--- Stated problem ---
Repeat exactly each line of the data provided below.

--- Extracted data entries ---
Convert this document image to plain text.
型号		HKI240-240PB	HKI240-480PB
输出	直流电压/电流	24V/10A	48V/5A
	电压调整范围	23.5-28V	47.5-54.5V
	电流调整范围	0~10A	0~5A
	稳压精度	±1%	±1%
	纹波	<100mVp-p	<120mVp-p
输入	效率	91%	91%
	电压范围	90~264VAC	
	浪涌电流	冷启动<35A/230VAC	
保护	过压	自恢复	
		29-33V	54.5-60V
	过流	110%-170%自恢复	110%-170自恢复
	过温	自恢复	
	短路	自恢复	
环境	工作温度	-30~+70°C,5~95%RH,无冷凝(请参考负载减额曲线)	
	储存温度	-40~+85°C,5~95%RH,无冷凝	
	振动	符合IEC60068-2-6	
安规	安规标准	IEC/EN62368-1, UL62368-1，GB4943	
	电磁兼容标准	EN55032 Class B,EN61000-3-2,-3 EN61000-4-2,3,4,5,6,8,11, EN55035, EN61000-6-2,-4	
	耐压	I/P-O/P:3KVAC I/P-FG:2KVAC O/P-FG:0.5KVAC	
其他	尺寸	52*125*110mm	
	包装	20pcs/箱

--- Finished task ---
Convert this document image to plain text.
型号		HKI240-240PB	HKI240-480PB
输出	直流电压/电流	24V/10A	48V/5A
	电压调整范围	23.5-28V	47.5-54.5V
	电流调整范围	0~10A	0~5A
	稳压精度	±1%	±1%
	纹波	<100mVp-p	<120mVp-p
输入	效率	91%	91%
	电压范围	90~264VAC	
	浪涌电流	冷启动<35A/230VAC	
保护	过压	自恢复	
		29-33V	54.5-60V
	过流	110%-170%自恢复	110%-170自恢复
	过温	自恢复	
	短路	自恢复	
环境	工作温度	-30~+70°C,5~95%RH,无冷凝(请参考负载减额曲线)	
	储存温度	-40~+85°C,5~95%RH,无冷凝	
	振动	符合IEC60068-2-6	
安规	安规标准	IEC/EN62368-1, UL62368-1，GB4943	
	电磁兼容标准	EN55032 Class B,EN61000-3-2,-3 EN61000-4-2,3,4,5,6,8,11, EN55035, EN61000-6-2,-4	
	耐压	I/P-O/P:3KVAC I/P-FG:2KVAC O/P-FG:0.5KVAC	
其他	尺寸	52*125*110mm	
	包装	20pcs/箱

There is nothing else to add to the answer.